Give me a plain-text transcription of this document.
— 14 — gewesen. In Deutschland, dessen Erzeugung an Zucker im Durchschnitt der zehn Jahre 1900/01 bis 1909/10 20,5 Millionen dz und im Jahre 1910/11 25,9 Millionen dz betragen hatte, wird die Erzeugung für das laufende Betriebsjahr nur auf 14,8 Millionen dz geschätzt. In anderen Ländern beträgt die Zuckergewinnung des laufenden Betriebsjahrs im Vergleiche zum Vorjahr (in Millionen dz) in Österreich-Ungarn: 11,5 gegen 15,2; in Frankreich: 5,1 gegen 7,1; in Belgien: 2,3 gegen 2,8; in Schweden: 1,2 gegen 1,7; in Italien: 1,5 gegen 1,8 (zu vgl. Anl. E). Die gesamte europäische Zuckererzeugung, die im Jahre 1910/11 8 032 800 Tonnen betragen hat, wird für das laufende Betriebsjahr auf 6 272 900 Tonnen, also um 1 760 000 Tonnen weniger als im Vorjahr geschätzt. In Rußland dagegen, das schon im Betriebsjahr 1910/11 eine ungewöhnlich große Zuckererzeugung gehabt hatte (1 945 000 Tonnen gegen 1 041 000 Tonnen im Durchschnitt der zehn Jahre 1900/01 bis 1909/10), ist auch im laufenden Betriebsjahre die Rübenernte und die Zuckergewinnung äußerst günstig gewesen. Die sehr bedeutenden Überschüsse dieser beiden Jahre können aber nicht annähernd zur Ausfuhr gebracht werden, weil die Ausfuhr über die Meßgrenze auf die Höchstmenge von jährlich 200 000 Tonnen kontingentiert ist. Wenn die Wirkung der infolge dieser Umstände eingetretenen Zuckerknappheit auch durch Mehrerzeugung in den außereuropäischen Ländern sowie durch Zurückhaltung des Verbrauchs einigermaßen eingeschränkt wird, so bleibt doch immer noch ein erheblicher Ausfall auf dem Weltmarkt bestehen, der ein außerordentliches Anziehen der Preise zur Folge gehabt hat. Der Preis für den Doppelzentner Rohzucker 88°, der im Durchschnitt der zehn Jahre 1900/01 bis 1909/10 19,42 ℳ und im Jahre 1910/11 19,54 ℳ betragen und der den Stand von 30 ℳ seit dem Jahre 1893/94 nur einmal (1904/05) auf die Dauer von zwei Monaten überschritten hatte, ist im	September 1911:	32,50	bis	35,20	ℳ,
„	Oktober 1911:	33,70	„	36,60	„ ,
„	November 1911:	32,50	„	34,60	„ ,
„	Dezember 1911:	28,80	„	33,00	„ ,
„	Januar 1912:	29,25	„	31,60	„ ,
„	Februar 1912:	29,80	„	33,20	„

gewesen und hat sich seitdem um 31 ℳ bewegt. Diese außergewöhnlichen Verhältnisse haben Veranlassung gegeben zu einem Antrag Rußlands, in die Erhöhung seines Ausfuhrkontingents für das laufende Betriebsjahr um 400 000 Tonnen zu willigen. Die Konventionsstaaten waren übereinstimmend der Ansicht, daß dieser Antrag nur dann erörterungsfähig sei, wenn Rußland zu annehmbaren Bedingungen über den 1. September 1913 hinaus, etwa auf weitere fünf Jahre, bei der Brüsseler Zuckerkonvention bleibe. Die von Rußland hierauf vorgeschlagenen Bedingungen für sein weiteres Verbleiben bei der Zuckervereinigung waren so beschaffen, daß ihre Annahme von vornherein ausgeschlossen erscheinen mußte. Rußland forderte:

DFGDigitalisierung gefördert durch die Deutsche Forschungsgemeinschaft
::::::::
▸ Your goal: Go through the listing and copy all of it exactly.

▸ The response:
Give me a plain-text transcription of this document.
— 14 — gewesen. In Deutschland, dessen Erzeugung an Zucker im Durchschnitt der zehn Jahre 1900/01 bis 1909/10 20,5 Millionen dz und im Jahre 1910/11 25,9 Millionen dz betragen hatte, wird die Erzeugung für das laufende Betriebsjahr nur auf 14,8 Millionen dz geschätzt. In anderen Ländern beträgt die Zuckergewinnung des laufenden Betriebsjahrs im Vergleiche zum Vorjahr (in Millionen dz) in Österreich-Ungarn: 11,5 gegen 15,2; in Frankreich: 5,1 gegen 7,1; in Belgien: 2,3 gegen 2,8; in Schweden: 1,2 gegen 1,7; in Italien: 1,5 gegen 1,8 (zu vgl. Anl. E). Die gesamte europäische Zuckererzeugung, die im Jahre 1910/11 8 032 800 Tonnen betragen hat, wird für das laufende Betriebsjahr auf 6 272 900 Tonnen, also um 1 760 000 Tonnen weniger als im Vorjahr geschätzt. In Rußland dagegen, das schon im Betriebsjahr 1910/11 eine ungewöhnlich große Zuckererzeugung gehabt hatte (1 945 000 Tonnen gegen 1 041 000 Tonnen im Durchschnitt der zehn Jahre 1900/01 bis 1909/10), ist auch im laufenden Betriebsjahre die Rübenernte und die Zuckergewinnung äußerst günstig gewesen. Die sehr bedeutenden Überschüsse dieser beiden Jahre können aber nicht annähernd zur Ausfuhr gebracht werden, weil die Ausfuhr über die Meßgrenze auf die Höchstmenge von jährlich 200 000 Tonnen kontingentiert ist. Wenn die Wirkung der infolge dieser Umstände eingetretenen Zuckerknappheit auch durch Mehrerzeugung in den außereuropäischen Ländern sowie durch Zurückhaltung des Verbrauchs einigermaßen eingeschränkt wird, so bleibt doch immer noch ein erheblicher Ausfall auf dem Weltmarkt bestehen, der ein außerordentliches Anziehen der Preise zur Folge gehabt hat. Der Preis für den Doppelzentner Rohzucker 88°, der im Durchschnitt der zehn Jahre 1900/01 bis 1909/10 19,42 ℳ und im Jahre 1910/11 19,54 ℳ betragen und der den Stand von 30 ℳ seit dem Jahre 1893/94 nur einmal (1904/05) auf die Dauer von zwei Monaten überschritten hatte, ist im	September 1911:	32,50	bis	35,20	ℳ,
„	Oktober 1911:	33,70	„	36,60	„ ,
„	November 1911:	32,50	„	34,60	„ ,
„	Dezember 1911:	28,80	„	33,00	„ ,
„	Januar 1912:	29,25	„	31,60	„ ,
„	Februar 1912:	29,80	„	33,20	„

gewesen und hat sich seitdem um 31 ℳ bewegt. Diese außergewöhnlichen Verhältnisse haben Veranlassung gegeben zu einem Antrag Rußlands, in die Erhöhung seines Ausfuhrkontingents für das laufende Betriebsjahr um 400 000 Tonnen zu willigen. Die Konventionsstaaten waren übereinstimmend der Ansicht, daß dieser Antrag nur dann erörterungsfähig sei, wenn Rußland zu annehmbaren Bedingungen über den 1. September 1913 hinaus, etwa auf weitere fünf Jahre, bei der Brüsseler Zuckerkonvention bleibe. Die von Rußland hierauf vorgeschlagenen Bedingungen für sein weiteres Verbleiben bei der Zuckervereinigung waren so beschaffen, daß ihre Annahme von vornherein ausgeschlossen erscheinen mußte. Rußland forderte:

DFGDigitalisierung gefördert durch die Deutsche Forschungsgemeinschaft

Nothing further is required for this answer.